Collection entries:

--

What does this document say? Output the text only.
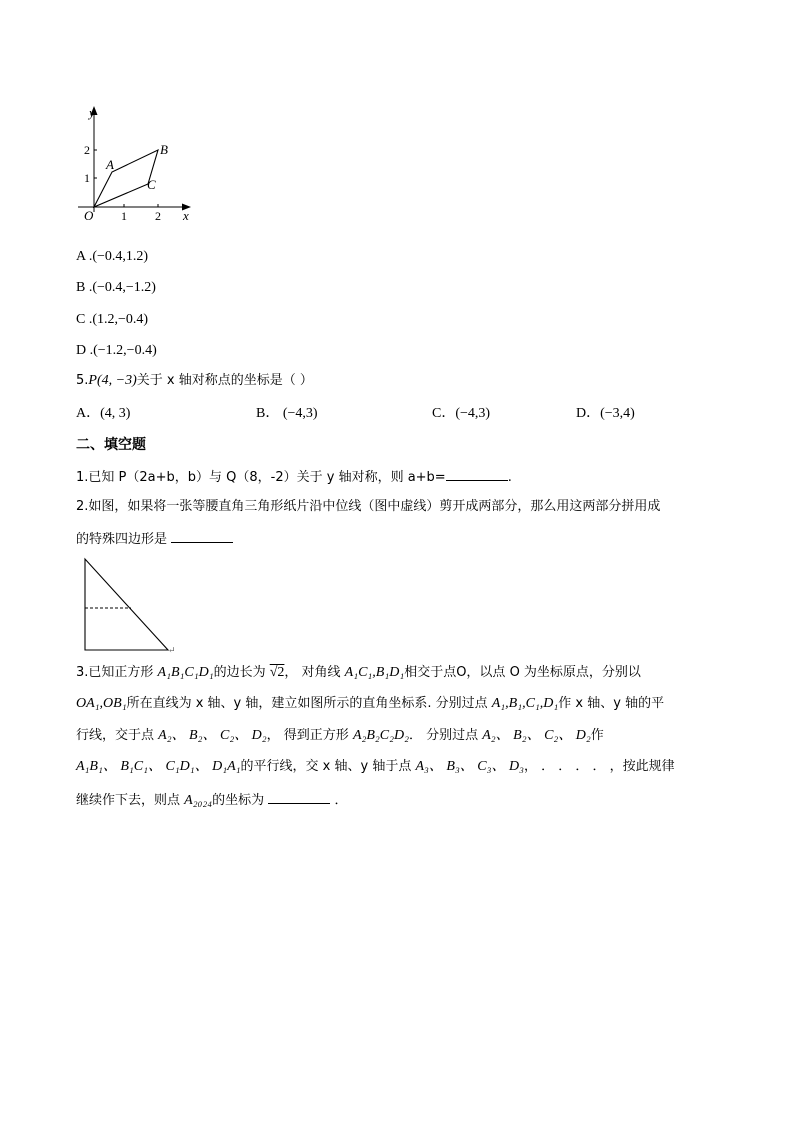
y
x
O 1 2
1
2
A
B
C
A .(−0.4,1.2)
B .(−0.4,−1.2)
C .(1.2,−0.4)
D .(−1.2,−0.4)
5.P(4, −3)关于 x 轴对称点的坐标是（ ）
A．(4, 3)	B． (−4,3)	C．(−4,3)	D．(−3,4)
二、填空题
1.已知 P（2a+b，b）与 Q（8，-2）关于 y 轴对称，则 a+b=	.
2.如图，如果将一张等腰直角三角形纸片沿中位线（图中虚线）剪开成两部分，那么用这两部分拼用成
的特殊四边形是
↵
3.已知正方形 A₁B₁C₁D₁的边长为 √2， 对角线 A₁C₁,B₁D₁相交于点O，以点 O 为坐标原点，分别以
OA₁,OB₁所在直线为 x 轴、y 轴，建立如图所示的直角坐标系. 分别过点 A₁,B₁,C₁,D₁作 x 轴、y 轴的平
行线，交于点 A₂、 B₂、 C₂、 D₂， 得到正方形 A₂B₂C₂D₂． 分别过点 A₂、 B₂、 C₂、 D₂作
A₁B₁、 B₁C₁、 C₁D₁、 D₁A₁的平行线，交 x 轴、y 轴于点 A₃、 B₃、 C₃、 D₃， ． ． ． ． ，按此规律
继续作下去，则点 A₂₀₂₄的坐标为	．
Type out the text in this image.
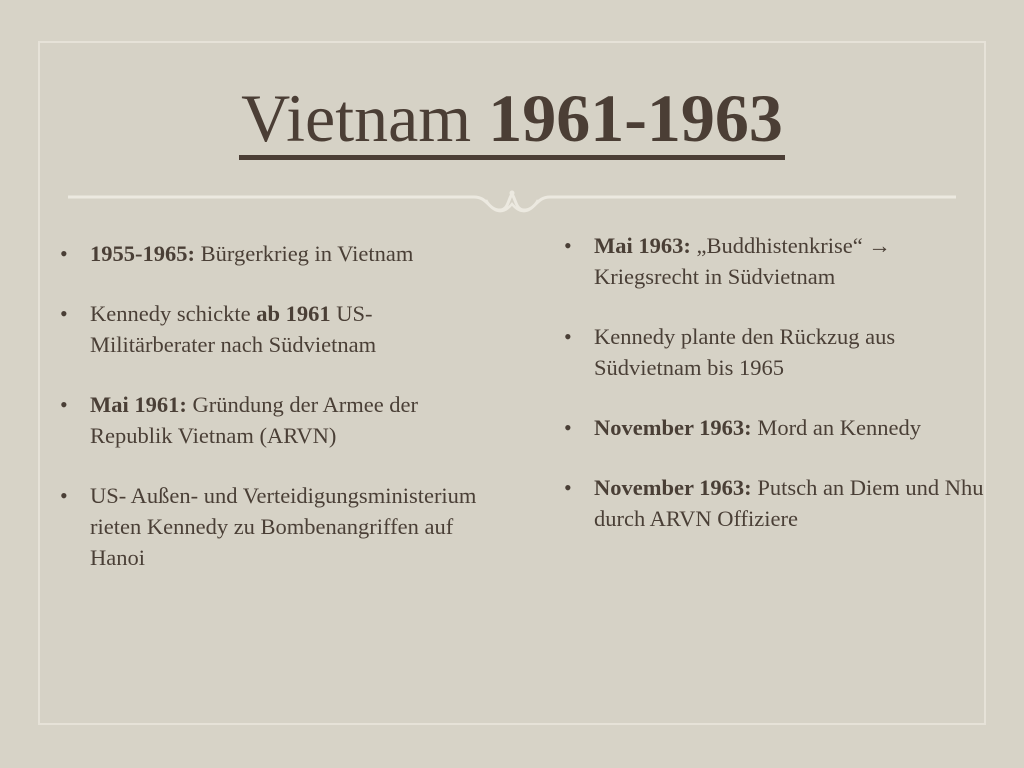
Vietnam 1961-1963
• 1955-1965: Bürgerkrieg in Vietnam
• Kennedy schickte ab 1961 US-Militärberater nach Südvietnam
• Mai 1961: Gründung der Armee der Republik Vietnam (ARVN)
• US- Außen- und Verteidigungsministerium rieten Kennedy zu Bombenangriffen auf Hanoi
• Mai 1963: „Buddhistenkrise“ → Kriegsrecht in Südvietnam
• Kennedy plante den Rückzug aus Südvietnam bis 1965
• November 1963: Mord an Kennedy
• November 1963: Putsch an Diem und Nhu durch ARVN Offiziere
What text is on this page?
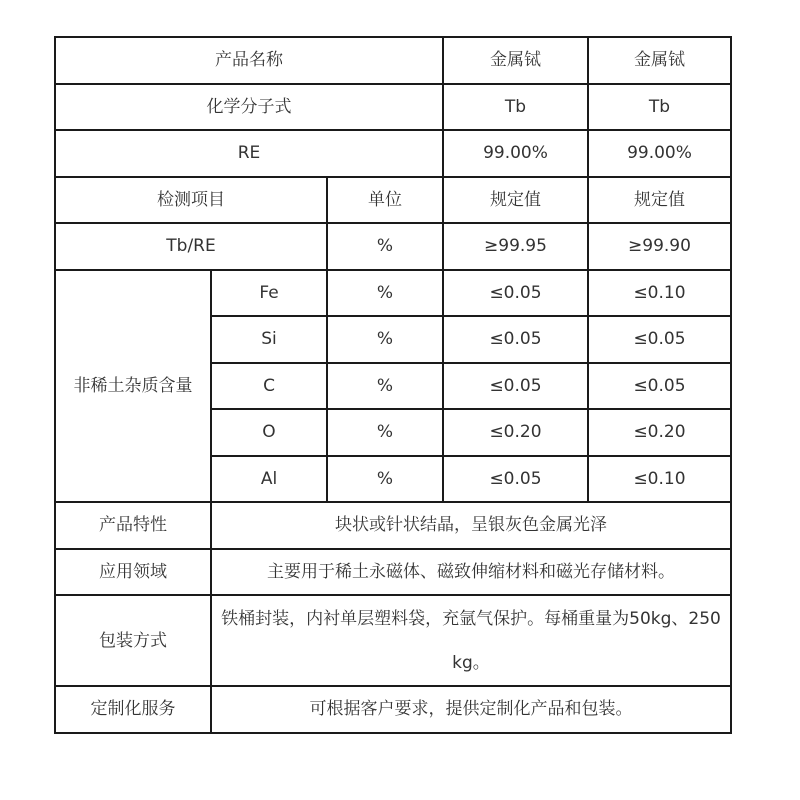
产品名称			金属铽	金属铽
化学分子式			Tb	Tb
RE			99.00%	99.00%
检测项目		单位	规定值	规定值
Tb/RE		%	≥99.95	≥99.90
非稀土杂质含量	Fe	%	≤0.05	≤0.10
	Si	%	≤0.05	≤0.05
	C	%	≤0.05	≤0.05
	O	%	≤0.20	≤0.20
	Al	%	≤0.05	≤0.10
产品特性	块状或针状结晶，呈银灰色金属光泽			
应用领域	主要用于稀土永磁体、磁致伸缩材料和磁光存储材料。			
包装方式	铁桶封装，内衬单层塑料袋，充氩气保护。每桶重量为50kg、250kg。			
定制化服务	可根据客户要求，提供定制化产品和包装。			
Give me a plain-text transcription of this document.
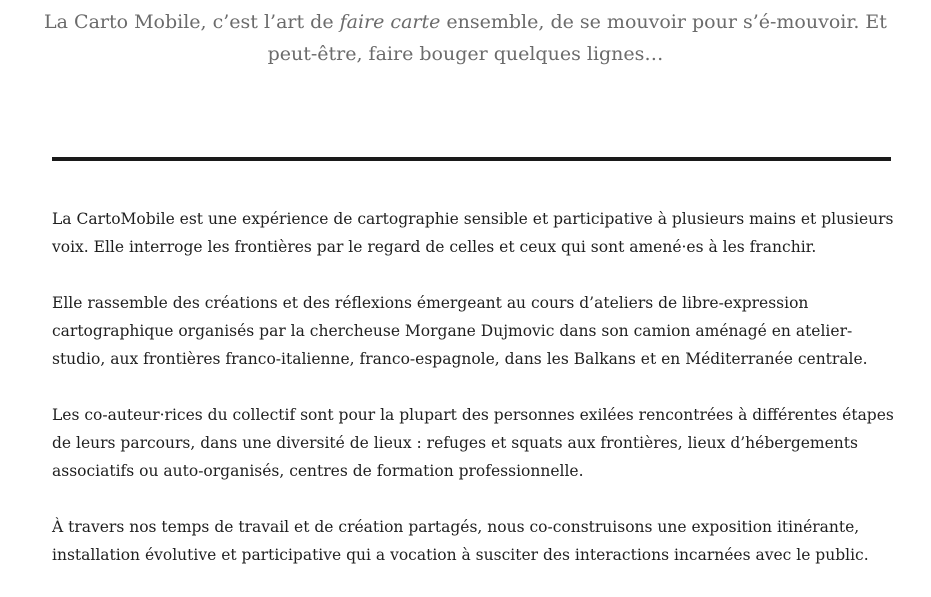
La Carto Mobile, c’est l’art de faire carte ensemble, de se mouvoir pour s’é-mouvoir. Et peut-être, faire bouger quelques lignes…

La CartoMobile est une expérience de cartographie sensible et participative à plusieurs mains et plusieurs voix. Elle interroge les frontières par le regard de celles et ceux qui sont amené·es à les franchir.

Elle rassemble des créations et des réflexions émergeant au cours d’ateliers de libre-expression cartographique organisés par la chercheuse Morgane Dujmovic dans son camion aménagé en atelier-studio, aux frontières franco-italienne, franco-espagnole, dans les Balkans et en Méditerranée centrale.

Les co-auteur·rices du collectif sont pour la plupart des personnes exilées rencontrées à différentes étapes de leurs parcours, dans une diversité de lieux : refuges et squats aux frontières, lieux d’hébergements associatifs ou auto-organisés, centres de formation professionnelle.

À travers nos temps de travail et de création partagés, nous co-construisons une exposition itinérante, installation évolutive et participative qui a vocation à susciter des interactions incarnées avec le public.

--

_Given request:_ Could you repeat, exactly and with nothing else, the lines from the one containing "Give me a plain-text" through the last line of the records above, leaving out the pictures?

_Solution to this problem:_
Give me a plain-text transcription of this document.
La Carto Mobile, c’est l’art de faire carte ensemble, de se mouvoir pour s’é-mouvoir. Et peut-être, faire bouger quelques lignes…

La CartoMobile est une expérience de cartographie sensible et participative à plusieurs mains et plusieurs voix. Elle interroge les frontières par le regard de celles et ceux qui sont amené·es à les franchir.

Elle rassemble des créations et des réflexions émergeant au cours d’ateliers de libre-expression cartographique organisés par la chercheuse Morgane Dujmovic dans son camion aménagé en atelier-studio, aux frontières franco-italienne, franco-espagnole, dans les Balkans et en Méditerranée centrale.

Les co-auteur·rices du collectif sont pour la plupart des personnes exilées rencontrées à différentes étapes de leurs parcours, dans une diversité de lieux : refuges et squats aux frontières, lieux d’hébergements associatifs ou auto-organisés, centres de formation professionnelle.

À travers nos temps de travail et de création partagés, nous co-construisons une exposition itinérante, installation évolutive et participative qui a vocation à susciter des interactions incarnées avec le public.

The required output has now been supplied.